» Stated task
Restate each entry word for word, leaving nothing out.

» Data
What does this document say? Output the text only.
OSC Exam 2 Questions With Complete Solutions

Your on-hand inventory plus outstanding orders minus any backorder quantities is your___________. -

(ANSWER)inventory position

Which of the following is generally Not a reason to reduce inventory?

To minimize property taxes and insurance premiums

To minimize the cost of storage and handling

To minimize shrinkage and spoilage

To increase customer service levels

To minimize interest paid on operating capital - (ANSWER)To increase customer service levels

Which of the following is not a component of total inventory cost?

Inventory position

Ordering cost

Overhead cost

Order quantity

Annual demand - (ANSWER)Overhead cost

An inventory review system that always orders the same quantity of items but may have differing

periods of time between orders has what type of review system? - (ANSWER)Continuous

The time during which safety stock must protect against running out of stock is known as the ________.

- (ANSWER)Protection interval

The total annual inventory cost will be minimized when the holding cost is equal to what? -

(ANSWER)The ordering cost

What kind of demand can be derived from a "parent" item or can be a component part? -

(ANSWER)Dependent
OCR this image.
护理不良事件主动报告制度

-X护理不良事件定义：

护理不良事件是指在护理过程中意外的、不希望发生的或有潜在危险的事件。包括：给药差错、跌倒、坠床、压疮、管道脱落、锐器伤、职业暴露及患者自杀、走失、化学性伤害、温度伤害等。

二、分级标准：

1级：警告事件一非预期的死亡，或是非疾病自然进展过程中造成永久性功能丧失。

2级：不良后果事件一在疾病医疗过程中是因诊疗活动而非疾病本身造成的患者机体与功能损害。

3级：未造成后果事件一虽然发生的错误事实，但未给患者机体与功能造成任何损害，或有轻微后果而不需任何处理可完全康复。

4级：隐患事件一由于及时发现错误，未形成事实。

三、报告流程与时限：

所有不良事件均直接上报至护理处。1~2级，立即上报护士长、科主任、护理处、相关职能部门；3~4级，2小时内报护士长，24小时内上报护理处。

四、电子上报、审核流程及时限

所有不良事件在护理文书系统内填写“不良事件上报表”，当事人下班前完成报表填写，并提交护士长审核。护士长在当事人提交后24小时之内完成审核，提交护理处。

» Written answer
What does this document say? Output the text only.
OSC Exam 2 Questions With Complete Solutions

Your on-hand inventory plus outstanding orders minus any backorder quantities is your___________. -

(ANSWER)inventory position

Which of the following is generally Not a reason to reduce inventory?

To minimize property taxes and insurance premiums

To minimize the cost of storage and handling

To minimize shrinkage and spoilage

To increase customer service levels

To minimize interest paid on operating capital - (ANSWER)To increase customer service levels

Which of the following is not a component of total inventory cost?

Inventory position

Ordering cost

Overhead cost

Order quantity

Annual demand - (ANSWER)Overhead cost

An inventory review system that always orders the same quantity of items but may have differing

periods of time between orders has what type of review system? - (ANSWER)Continuous

The time during which safety stock must protect against running out of stock is known as the ________.

- (ANSWER)Protection interval

The total annual inventory cost will be minimized when the holding cost is equal to what? -

(ANSWER)The ordering cost

What kind of demand can be derived from a "parent" item or can be a component part? -

(ANSWER)Dependent
OCR this image.
护理不良事件主动报告制度

-X护理不良事件定义：

护理不良事件是指在护理过程中意外的、不希望发生的或有潜在危险的事件。包括：给药差错、跌倒、坠床、压疮、管道脱落、锐器伤、职业暴露及患者自杀、走失、化学性伤害、温度伤害等。

二、分级标准：

1级：警告事件一非预期的死亡，或是非疾病自然进展过程中造成永久性功能丧失。

2级：不良后果事件一在疾病医疗过程中是因诊疗活动而非疾病本身造成的患者机体与功能损害。

3级：未造成后果事件一虽然发生的错误事实，但未给患者机体与功能造成任何损害，或有轻微后果而不需任何处理可完全康复。

4级：隐患事件一由于及时发现错误，未形成事实。

三、报告流程与时限：

所有不良事件均直接上报至护理处。1~2级，立即上报护士长、科主任、护理处、相关职能部门；3~4级，2小时内报护士长，24小时内上报护理处。

四、电子上报、审核流程及时限

所有不良事件在护理文书系统内填写“不良事件上报表”，当事人下班前完成报表填写，并提交护士长审核。护士长在当事人提交后24小时之内完成审核，提交护理处。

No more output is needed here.